§ Aim:
Your answer should be a single number: the count of lines that include "según".

[Dataset listings of figures]
-.-.-
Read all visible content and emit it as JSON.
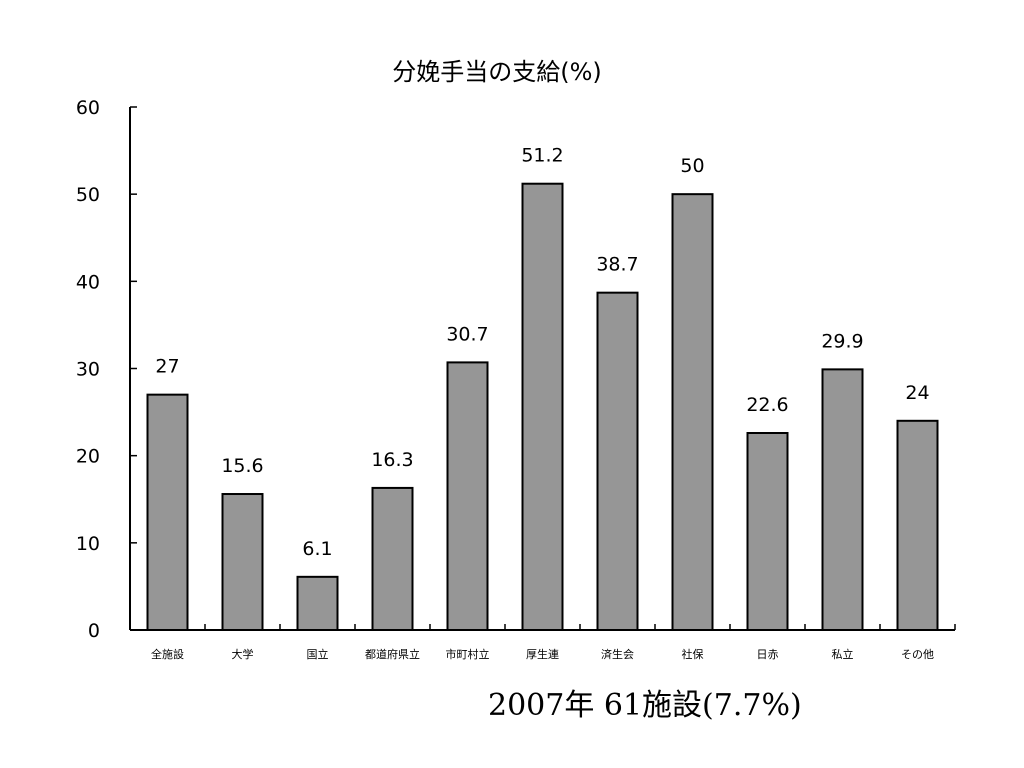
{
  "chart_data": {
    "type": "bar",
    "title": "分娩手当の支給(%)",
    "xlabel": "",
    "ylabel": "",
    "ylim": [
      0,
      60
    ],
    "yticks": [
      0,
      10,
      20,
      30,
      40,
      50,
      60
    ],
    "categories": [
      "全施設",
      "大学",
      "国立",
      "都道府県立",
      "市町村立",
      "厚生連",
      "済生会",
      "社保",
      "日赤",
      "私立",
      "その他"
    ],
    "values": [
      27,
      15.6,
      6.1,
      16.3,
      30.7,
      51.2,
      38.7,
      50,
      22.6,
      29.9,
      24
    ],
    "data_labels": [
      "27",
      "15.6",
      "6.1",
      "16.3",
      "30.7",
      "51.2",
      "38.7",
      "50",
      "22.6",
      "29.9",
      "24"
    ],
    "grid": false,
    "legend": "none",
    "bar_color": "#969696",
    "bar_edge_color": "#000000"
  },
  "footnote": "2007年  61施設(7.7%)"
}
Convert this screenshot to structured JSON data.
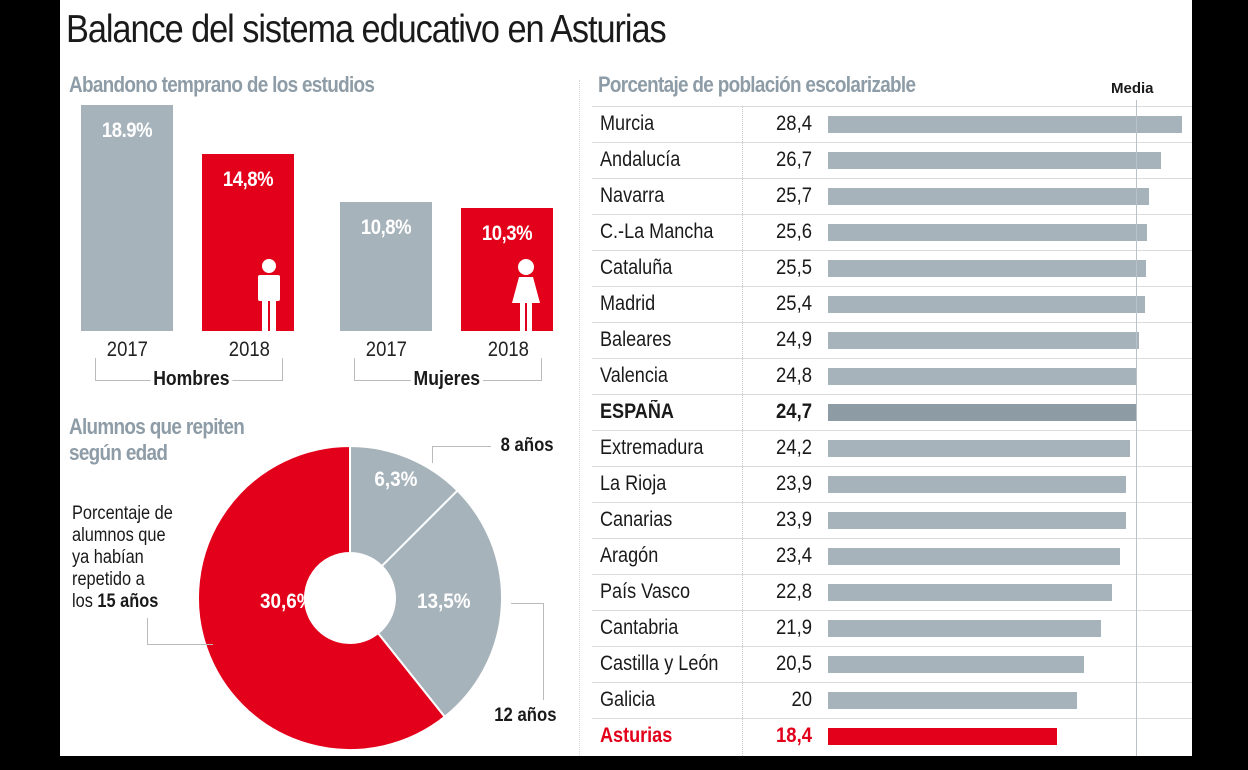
{
  "title": "Balance del sistema educativo en Asturias",
  "colors": {
    "grey": "#a7b3bb",
    "dark_grey": "#8c9ba4",
    "red": "#e2001a",
    "heading": "#8d9ca6"
  },
  "abandono": {
    "title": "Abandono temprano de los estudios",
    "groups": [
      {
        "label": "Hombres",
        "icon": "male-person-icon"
      },
      {
        "label": "Mujeres",
        "icon": "female-person-icon"
      }
    ]
  },
  "repiten": {
    "title_line1": "Alumnos que repiten",
    "title_line2": "según edad",
    "note_lines": [
      "Porcentaje de",
      "alumnos que",
      "ya habían",
      "repetido a"
    ],
    "note_last_prefix": "los ",
    "note_last_bold": "15 años",
    "age_8": "8 años",
    "age_12": "12 años"
  },
  "poblacion": {
    "title": "Porcentaje de población escolarizable",
    "media_label": "Media"
  },
  "chart_data": [
    {
      "type": "bar",
      "title": "Abandono temprano de los estudios",
      "categories": [
        "Hombres 2017",
        "Hombres 2018",
        "Mujeres 2017",
        "Mujeres 2018"
      ],
      "groups": [
        "Hombres",
        "Mujeres"
      ],
      "years": [
        "2017",
        "2018"
      ],
      "values": [
        18.9,
        14.8,
        10.8,
        10.3
      ],
      "labels": [
        "18.9%",
        "14,8%",
        "10,8%",
        "10,3%"
      ],
      "unit": "%",
      "xlabel": "",
      "ylabel": "",
      "ylim": [
        0,
        20
      ]
    },
    {
      "type": "pie",
      "title": "Alumnos que repiten según edad",
      "categories": [
        "8 años",
        "12 años",
        "15 años"
      ],
      "values": [
        6.3,
        13.5,
        30.6
      ],
      "labels": [
        "6,3%",
        "13,5%",
        "30,6%"
      ],
      "donut": true
    },
    {
      "type": "bar",
      "orientation": "horizontal",
      "title": "Porcentaje de población escolarizable",
      "categories": [
        "Murcia",
        "Andalucía",
        "Navarra",
        "C.-La Mancha",
        "Cataluña",
        "Madrid",
        "Baleares",
        "Valencia",
        "ESPAÑA",
        "Extremadura",
        "La Rioja",
        "Canarias",
        "Aragón",
        "País Vasco",
        "Cantabria",
        "Castilla y León",
        "Galicia",
        "Asturias"
      ],
      "values": [
        28.4,
        26.7,
        25.7,
        25.6,
        25.5,
        25.4,
        24.9,
        24.8,
        24.7,
        24.2,
        23.9,
        23.9,
        23.4,
        22.8,
        21.9,
        20.5,
        20,
        18.4
      ],
      "labels": [
        "28,4",
        "26,7",
        "25,7",
        "25,6",
        "25,5",
        "25,4",
        "24,9",
        "24,8",
        "24,7",
        "24,2",
        "23,9",
        "23,9",
        "23,4",
        "22,8",
        "21,9",
        "20,5",
        "20",
        "18,4"
      ],
      "styles": [
        "normal",
        "normal",
        "normal",
        "normal",
        "normal",
        "normal",
        "normal",
        "normal",
        "bold",
        "normal",
        "normal",
        "normal",
        "normal",
        "normal",
        "normal",
        "normal",
        "normal",
        "highlight"
      ],
      "reference_line": {
        "label": "Media",
        "value": 24.7
      },
      "xlim": [
        0,
        28.4
      ]
    }
  ]
}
-.-.-
§ Finished task:
2